[Chart and figure data]
* begin *
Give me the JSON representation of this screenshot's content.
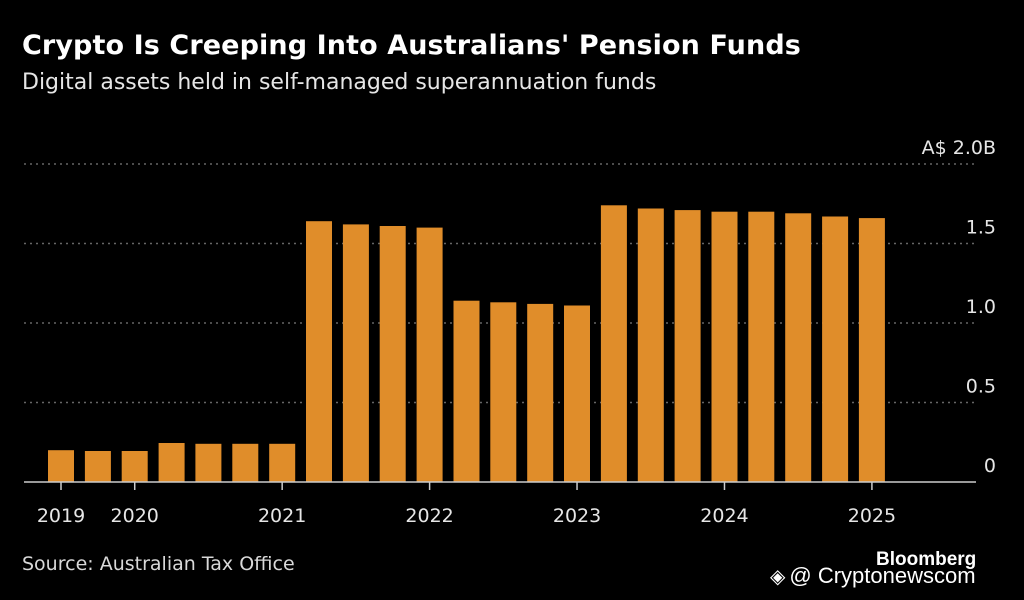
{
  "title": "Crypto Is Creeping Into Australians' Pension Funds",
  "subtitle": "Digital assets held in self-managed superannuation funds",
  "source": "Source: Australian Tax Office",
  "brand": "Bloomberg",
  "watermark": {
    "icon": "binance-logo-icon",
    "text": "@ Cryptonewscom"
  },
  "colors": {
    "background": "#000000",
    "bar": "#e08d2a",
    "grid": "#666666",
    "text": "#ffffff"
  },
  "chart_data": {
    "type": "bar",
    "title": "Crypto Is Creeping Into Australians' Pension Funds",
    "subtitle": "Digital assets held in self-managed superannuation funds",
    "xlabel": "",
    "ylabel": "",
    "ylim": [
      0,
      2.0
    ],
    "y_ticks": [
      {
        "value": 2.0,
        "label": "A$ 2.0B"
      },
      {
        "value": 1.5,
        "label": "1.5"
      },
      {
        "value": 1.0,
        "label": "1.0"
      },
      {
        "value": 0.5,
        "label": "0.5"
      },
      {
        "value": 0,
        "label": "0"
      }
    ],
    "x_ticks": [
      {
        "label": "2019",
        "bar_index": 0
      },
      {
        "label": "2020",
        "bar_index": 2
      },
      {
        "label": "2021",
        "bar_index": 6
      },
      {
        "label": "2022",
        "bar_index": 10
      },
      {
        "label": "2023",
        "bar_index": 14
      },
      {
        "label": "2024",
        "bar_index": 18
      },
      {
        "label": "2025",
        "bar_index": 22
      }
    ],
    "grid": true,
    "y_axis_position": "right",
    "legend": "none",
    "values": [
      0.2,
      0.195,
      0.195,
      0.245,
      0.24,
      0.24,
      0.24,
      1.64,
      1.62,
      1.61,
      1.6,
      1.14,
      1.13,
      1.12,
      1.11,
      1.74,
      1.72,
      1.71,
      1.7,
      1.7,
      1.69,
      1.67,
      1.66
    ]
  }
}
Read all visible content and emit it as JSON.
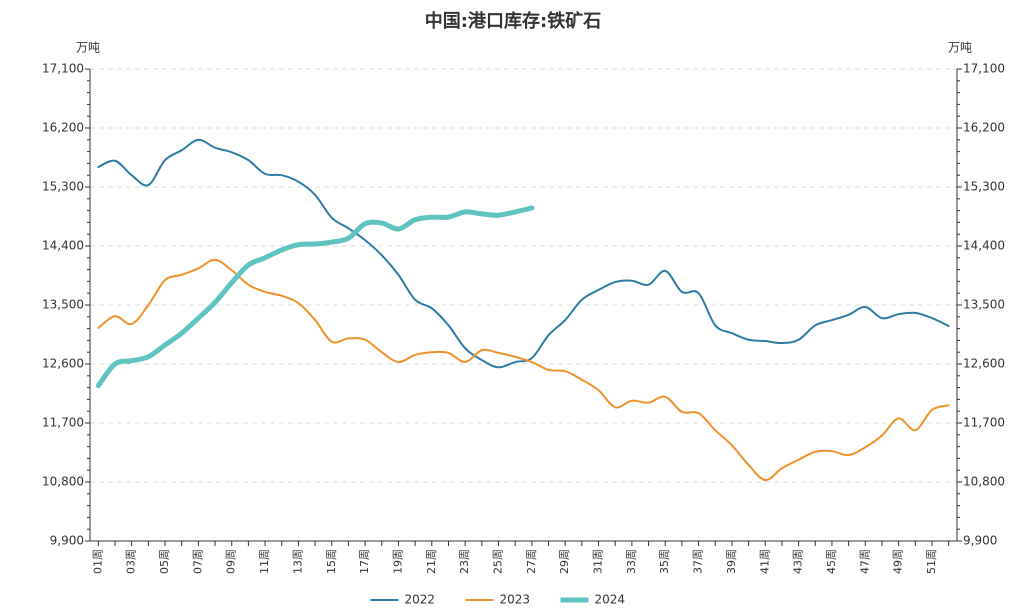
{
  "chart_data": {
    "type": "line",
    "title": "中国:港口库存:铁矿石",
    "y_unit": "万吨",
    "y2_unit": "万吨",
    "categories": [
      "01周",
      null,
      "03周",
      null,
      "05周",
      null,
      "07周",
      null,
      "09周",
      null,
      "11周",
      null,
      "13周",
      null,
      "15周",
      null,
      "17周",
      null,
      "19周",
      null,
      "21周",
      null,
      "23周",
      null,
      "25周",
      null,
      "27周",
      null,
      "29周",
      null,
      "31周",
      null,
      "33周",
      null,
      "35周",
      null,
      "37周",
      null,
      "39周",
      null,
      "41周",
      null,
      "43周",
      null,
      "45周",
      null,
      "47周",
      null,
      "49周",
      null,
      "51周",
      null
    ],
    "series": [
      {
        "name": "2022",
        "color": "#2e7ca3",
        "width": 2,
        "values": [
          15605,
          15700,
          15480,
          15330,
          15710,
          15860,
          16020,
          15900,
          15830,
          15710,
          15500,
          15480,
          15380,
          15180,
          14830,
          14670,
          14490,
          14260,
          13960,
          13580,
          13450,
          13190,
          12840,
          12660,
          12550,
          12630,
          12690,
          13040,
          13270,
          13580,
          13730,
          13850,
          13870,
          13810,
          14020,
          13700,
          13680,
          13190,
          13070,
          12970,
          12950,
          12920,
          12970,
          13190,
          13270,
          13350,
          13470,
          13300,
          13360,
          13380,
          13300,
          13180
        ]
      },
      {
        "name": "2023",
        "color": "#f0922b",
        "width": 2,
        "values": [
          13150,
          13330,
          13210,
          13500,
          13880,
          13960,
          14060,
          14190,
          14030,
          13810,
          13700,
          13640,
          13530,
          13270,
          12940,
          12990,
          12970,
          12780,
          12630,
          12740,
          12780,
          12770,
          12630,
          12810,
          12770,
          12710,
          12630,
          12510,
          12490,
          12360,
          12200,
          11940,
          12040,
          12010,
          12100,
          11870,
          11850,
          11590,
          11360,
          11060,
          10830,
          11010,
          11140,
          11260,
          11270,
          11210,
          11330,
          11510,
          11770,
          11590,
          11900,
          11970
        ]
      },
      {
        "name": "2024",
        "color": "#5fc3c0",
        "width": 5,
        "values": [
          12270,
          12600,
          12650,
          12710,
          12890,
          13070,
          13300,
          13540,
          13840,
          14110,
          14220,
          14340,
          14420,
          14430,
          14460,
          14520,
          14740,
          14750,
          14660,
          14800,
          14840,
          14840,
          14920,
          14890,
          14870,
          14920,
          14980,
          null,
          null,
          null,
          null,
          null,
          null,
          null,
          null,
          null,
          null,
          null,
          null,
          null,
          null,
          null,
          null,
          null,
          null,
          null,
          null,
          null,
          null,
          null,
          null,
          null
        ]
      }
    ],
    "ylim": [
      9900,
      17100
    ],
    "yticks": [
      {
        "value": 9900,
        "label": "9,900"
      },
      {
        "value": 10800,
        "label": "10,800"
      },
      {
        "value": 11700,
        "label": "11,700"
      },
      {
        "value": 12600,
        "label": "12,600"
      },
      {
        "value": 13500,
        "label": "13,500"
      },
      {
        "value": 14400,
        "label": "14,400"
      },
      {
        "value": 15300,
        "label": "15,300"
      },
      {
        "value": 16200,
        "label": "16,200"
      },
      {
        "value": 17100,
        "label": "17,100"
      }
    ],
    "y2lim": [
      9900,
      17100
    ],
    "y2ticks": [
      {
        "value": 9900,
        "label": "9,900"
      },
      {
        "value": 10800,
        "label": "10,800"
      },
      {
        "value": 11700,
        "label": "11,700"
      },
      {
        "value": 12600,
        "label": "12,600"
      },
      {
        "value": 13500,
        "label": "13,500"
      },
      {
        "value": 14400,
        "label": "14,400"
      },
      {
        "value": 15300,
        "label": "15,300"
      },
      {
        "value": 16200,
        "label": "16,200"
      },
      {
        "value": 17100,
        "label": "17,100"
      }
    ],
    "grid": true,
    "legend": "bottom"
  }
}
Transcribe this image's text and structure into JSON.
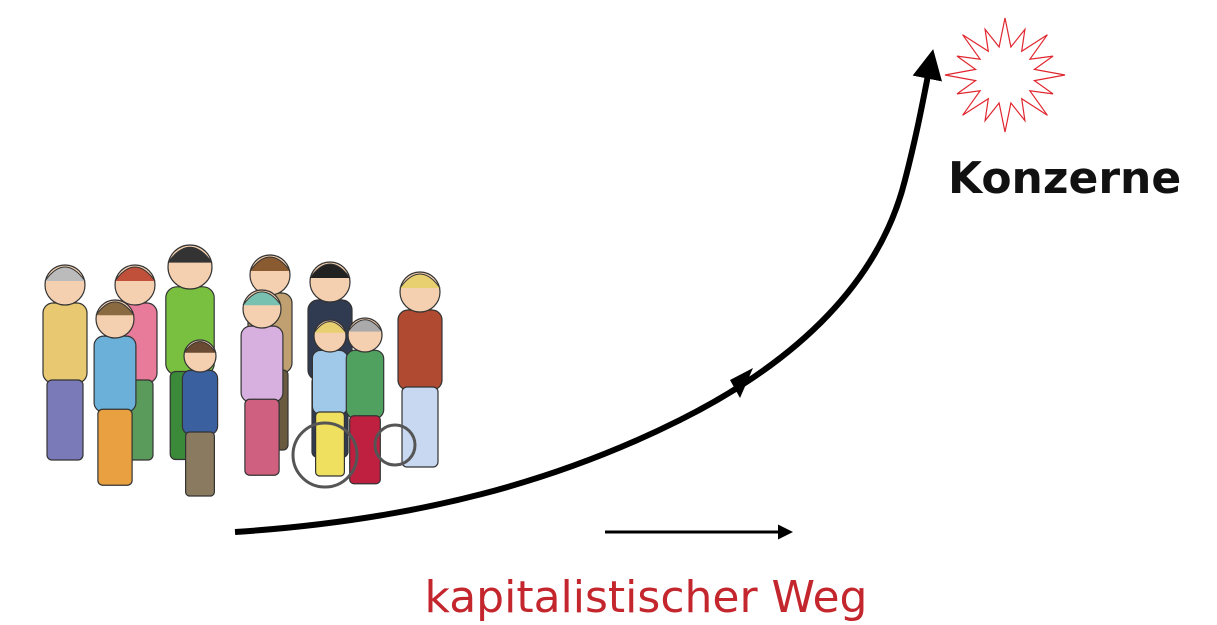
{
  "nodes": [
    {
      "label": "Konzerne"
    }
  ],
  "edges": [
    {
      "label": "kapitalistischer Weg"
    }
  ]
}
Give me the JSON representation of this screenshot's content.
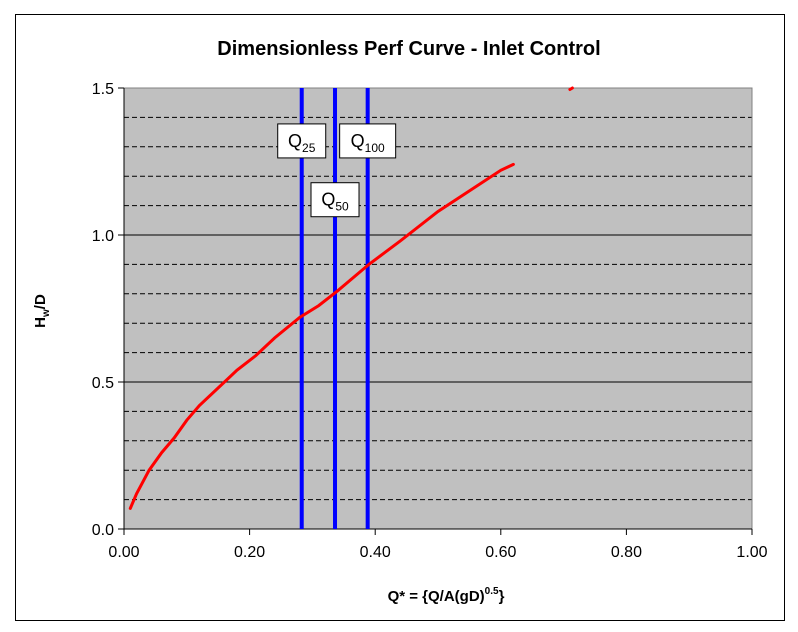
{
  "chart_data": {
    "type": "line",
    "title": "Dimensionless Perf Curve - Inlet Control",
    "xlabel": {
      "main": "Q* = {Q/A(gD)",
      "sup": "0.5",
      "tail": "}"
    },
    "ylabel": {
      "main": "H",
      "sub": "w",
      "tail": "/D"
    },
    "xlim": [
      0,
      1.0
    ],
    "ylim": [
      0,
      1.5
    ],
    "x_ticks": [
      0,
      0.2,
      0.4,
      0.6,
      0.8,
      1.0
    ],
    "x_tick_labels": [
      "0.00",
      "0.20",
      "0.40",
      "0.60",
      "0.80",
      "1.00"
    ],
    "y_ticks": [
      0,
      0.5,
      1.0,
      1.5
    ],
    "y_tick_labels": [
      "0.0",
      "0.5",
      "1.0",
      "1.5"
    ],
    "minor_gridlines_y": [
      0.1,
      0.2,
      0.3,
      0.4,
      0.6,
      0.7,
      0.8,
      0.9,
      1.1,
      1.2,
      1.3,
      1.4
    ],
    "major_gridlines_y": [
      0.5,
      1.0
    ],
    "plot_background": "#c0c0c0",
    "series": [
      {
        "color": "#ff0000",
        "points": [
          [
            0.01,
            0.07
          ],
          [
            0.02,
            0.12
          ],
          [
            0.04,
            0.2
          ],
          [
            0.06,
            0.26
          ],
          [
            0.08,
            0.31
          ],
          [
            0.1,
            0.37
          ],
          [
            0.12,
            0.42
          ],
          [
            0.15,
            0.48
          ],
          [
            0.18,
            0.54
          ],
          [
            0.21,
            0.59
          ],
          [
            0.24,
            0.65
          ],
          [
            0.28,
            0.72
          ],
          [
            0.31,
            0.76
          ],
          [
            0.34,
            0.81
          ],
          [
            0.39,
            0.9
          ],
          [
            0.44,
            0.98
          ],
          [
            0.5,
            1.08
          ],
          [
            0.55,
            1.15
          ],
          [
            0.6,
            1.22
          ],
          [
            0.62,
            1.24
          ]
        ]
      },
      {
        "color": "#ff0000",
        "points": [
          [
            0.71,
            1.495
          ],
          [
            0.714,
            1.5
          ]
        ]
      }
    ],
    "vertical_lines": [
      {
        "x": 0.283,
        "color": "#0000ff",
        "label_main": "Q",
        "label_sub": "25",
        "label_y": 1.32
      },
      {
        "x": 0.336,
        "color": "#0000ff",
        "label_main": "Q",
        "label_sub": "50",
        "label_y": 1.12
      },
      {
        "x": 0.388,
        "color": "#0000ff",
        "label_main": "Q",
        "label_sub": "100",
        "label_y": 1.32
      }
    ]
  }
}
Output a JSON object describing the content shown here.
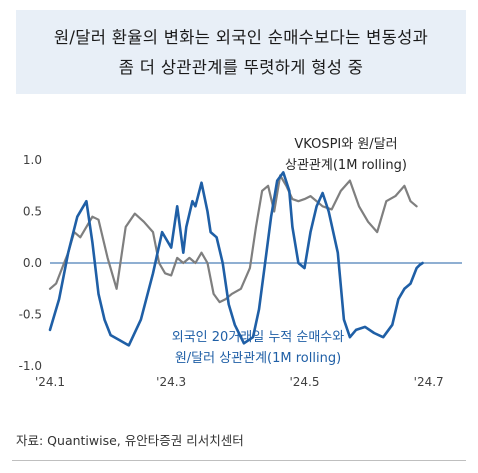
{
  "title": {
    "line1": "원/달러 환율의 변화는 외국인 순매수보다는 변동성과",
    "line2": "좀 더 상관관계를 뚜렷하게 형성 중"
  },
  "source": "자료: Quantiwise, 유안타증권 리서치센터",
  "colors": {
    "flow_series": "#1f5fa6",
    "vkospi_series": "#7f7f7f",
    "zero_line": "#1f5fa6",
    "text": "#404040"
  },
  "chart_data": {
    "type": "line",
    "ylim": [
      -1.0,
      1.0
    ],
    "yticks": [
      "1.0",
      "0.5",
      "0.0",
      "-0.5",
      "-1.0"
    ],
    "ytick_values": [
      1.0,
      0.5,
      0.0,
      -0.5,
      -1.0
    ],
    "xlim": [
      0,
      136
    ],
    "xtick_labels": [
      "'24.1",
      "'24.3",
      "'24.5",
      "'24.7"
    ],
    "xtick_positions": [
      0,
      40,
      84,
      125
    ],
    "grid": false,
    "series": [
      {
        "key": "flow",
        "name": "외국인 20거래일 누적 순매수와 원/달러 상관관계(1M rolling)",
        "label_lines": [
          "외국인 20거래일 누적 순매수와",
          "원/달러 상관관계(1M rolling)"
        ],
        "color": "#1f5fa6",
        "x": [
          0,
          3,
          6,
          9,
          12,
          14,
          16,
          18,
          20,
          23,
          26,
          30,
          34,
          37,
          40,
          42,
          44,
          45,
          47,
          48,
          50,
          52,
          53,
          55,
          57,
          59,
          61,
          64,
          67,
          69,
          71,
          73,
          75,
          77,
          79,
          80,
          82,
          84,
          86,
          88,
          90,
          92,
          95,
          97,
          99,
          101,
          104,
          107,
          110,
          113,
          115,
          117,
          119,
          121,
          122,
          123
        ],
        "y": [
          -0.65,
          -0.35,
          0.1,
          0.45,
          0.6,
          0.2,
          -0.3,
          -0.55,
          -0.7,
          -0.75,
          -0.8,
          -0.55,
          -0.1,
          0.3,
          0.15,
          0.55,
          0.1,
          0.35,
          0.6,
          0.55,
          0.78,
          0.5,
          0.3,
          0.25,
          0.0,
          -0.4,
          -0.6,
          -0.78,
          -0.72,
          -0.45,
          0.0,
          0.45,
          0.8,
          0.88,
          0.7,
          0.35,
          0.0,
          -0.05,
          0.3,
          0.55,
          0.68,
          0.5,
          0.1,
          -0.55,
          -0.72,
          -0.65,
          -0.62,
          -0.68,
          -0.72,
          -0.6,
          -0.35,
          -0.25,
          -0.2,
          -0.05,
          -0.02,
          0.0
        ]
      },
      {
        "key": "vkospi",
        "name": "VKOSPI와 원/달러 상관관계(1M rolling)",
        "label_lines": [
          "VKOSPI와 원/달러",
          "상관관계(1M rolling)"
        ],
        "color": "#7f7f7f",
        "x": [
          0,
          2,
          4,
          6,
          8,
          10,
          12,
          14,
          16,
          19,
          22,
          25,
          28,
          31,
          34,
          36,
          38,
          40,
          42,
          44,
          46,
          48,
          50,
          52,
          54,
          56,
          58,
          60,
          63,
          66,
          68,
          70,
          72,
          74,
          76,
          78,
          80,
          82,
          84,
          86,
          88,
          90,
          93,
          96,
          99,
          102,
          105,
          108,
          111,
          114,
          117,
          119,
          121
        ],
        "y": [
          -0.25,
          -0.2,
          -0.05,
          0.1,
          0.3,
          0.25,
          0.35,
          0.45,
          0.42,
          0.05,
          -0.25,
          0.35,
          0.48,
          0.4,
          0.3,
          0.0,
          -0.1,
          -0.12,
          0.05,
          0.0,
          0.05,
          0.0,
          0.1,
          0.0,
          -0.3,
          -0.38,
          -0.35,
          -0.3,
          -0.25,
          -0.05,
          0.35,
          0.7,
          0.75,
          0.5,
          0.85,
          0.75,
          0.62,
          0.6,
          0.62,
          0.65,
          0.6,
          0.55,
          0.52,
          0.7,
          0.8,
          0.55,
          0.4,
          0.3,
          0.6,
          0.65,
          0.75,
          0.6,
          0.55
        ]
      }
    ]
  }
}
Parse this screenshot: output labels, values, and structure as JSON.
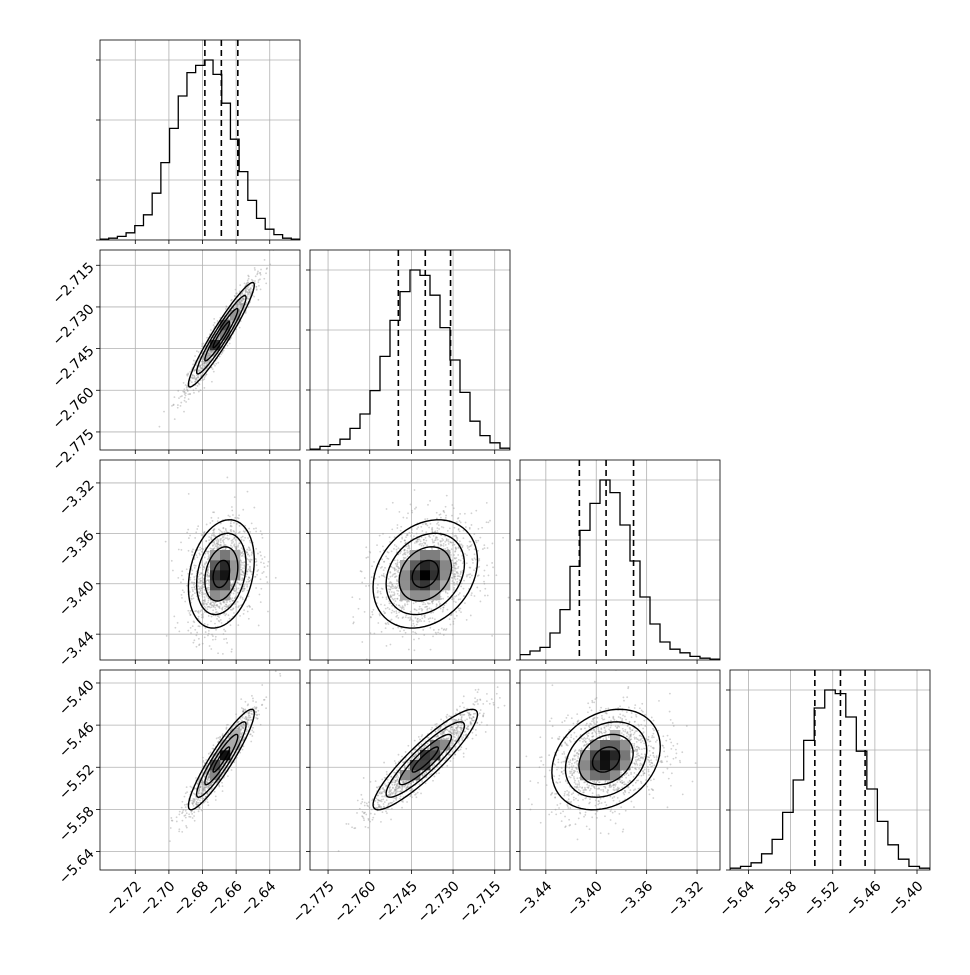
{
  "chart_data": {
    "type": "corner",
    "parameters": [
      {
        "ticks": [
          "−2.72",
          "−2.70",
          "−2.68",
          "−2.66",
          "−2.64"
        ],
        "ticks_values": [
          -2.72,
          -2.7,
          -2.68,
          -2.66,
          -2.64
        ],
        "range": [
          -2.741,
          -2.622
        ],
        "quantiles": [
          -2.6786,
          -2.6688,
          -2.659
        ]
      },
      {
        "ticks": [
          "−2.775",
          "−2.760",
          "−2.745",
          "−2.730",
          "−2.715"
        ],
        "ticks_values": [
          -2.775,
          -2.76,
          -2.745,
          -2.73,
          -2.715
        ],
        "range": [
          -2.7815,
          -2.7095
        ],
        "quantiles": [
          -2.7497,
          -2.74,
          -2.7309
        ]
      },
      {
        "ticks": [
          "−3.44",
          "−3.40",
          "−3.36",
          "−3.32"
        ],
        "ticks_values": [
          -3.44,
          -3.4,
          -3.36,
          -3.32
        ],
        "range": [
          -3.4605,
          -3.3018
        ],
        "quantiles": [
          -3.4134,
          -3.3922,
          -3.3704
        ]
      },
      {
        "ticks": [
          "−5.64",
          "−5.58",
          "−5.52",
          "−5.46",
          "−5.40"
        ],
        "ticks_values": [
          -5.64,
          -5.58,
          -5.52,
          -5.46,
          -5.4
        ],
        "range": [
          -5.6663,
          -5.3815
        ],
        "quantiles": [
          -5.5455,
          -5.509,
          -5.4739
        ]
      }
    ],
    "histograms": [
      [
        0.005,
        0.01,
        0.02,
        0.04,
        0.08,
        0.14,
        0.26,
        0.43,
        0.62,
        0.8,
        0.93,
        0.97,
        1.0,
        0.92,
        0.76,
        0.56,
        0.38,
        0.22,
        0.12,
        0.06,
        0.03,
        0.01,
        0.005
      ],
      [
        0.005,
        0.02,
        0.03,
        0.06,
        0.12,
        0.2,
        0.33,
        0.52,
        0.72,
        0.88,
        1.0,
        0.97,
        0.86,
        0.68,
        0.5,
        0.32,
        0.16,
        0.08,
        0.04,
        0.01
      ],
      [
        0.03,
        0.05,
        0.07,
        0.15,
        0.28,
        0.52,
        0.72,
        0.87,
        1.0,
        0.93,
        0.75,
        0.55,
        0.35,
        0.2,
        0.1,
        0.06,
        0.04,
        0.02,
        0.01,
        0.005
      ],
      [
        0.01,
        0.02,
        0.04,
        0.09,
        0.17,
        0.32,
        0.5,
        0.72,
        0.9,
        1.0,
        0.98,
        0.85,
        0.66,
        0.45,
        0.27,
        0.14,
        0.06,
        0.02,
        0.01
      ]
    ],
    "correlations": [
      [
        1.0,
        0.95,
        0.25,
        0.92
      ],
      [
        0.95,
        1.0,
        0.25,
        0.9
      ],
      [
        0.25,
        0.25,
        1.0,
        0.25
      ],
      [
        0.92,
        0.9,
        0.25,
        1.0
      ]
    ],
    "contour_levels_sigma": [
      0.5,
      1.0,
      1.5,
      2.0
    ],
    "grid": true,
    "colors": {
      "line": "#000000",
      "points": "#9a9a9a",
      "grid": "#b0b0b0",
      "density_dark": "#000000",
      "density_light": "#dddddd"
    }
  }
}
* end *
Report all lines of the material that contain the word "Pension".

FINISHED TASK:
  "title": "Crypto Is Creeping Into Australians' Pension Funds",
    "title": "Crypto Is Creeping Into Australians' Pension Funds",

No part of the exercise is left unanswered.